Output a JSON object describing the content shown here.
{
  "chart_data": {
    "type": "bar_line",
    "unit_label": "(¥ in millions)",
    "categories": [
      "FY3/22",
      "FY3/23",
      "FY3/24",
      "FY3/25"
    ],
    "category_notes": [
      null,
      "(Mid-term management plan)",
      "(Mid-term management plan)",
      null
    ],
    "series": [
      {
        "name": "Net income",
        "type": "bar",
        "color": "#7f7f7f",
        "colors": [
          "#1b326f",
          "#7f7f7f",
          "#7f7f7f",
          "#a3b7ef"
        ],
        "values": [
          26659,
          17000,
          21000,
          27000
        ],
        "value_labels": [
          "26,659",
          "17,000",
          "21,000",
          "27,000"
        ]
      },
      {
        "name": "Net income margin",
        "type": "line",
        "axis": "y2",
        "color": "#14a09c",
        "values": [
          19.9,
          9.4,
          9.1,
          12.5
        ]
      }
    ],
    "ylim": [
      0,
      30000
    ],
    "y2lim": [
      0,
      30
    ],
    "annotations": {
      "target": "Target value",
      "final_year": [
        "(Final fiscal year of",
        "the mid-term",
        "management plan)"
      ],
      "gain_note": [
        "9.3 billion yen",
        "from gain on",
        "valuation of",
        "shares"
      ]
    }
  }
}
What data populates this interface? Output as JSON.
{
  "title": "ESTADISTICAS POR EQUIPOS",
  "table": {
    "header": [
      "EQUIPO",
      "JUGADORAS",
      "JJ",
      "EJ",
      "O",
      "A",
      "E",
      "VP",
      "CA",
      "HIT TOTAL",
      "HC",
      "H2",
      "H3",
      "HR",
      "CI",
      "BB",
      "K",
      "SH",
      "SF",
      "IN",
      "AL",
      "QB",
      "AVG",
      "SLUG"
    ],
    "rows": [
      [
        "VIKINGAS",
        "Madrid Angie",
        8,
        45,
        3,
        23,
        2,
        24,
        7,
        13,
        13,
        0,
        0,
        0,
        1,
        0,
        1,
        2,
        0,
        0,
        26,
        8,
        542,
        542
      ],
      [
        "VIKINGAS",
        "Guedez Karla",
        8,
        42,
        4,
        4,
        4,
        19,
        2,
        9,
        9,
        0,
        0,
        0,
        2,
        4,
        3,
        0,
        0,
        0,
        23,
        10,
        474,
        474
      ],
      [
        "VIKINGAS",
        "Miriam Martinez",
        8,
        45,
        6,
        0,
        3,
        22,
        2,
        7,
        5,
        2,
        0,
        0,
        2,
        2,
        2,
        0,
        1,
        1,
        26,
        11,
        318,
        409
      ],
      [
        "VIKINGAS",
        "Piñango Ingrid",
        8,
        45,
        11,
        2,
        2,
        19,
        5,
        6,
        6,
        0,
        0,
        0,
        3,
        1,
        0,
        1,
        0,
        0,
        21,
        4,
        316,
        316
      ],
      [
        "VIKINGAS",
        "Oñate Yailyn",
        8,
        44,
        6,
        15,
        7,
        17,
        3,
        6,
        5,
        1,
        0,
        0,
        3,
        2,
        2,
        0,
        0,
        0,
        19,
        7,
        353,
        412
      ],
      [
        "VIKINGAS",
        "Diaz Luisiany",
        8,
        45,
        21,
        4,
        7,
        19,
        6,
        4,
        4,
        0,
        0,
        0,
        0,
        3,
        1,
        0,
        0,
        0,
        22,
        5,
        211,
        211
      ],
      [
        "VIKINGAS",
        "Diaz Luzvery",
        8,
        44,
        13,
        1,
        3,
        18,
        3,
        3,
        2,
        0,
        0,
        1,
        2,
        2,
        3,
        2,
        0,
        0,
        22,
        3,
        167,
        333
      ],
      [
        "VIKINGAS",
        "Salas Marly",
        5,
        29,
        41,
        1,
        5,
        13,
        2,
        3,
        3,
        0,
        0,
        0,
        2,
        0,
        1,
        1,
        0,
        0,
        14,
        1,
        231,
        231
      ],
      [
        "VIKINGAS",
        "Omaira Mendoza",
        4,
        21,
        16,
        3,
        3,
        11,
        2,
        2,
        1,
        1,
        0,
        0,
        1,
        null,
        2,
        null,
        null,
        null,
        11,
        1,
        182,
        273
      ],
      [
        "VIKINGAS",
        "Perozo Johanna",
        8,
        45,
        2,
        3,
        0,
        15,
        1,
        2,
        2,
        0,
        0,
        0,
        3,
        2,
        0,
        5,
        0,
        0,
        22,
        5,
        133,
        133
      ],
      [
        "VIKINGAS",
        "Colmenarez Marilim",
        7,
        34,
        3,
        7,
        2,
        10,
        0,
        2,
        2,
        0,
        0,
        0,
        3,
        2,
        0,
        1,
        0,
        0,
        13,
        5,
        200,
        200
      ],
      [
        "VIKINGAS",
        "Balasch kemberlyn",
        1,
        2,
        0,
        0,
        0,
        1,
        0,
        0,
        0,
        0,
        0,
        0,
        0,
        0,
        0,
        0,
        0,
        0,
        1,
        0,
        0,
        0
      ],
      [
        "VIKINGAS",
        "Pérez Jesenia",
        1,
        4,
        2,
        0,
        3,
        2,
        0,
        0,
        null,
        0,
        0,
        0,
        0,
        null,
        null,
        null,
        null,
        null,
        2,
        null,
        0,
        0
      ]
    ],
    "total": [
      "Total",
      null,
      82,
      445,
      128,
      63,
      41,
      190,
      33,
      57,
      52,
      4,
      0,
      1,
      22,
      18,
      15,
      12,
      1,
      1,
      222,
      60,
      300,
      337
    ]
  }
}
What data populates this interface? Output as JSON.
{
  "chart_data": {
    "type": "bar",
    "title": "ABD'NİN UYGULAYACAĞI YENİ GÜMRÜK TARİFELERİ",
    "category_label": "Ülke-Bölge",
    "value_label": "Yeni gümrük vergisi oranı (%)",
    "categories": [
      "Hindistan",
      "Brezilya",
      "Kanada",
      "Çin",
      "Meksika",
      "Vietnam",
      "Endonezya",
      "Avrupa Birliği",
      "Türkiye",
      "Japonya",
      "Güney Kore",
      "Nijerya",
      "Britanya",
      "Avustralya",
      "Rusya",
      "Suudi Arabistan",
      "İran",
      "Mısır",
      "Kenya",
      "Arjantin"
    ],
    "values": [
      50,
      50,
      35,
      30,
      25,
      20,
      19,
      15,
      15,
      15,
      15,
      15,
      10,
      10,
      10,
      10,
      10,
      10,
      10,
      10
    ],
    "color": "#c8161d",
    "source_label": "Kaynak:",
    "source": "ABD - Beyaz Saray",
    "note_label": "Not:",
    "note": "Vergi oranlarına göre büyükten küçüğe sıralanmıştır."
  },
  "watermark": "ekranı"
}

==*==

▶ [Exercise objective]:
Which lines hold the string "title"? List them all.

▶ [Exercise answer]:
  "title": "ESTADISTICAS POR EQUIPOS",
    "title": "ABD'NİN UYGULAYACAĞI YENİ GÜMRÜK TARİFELERİ",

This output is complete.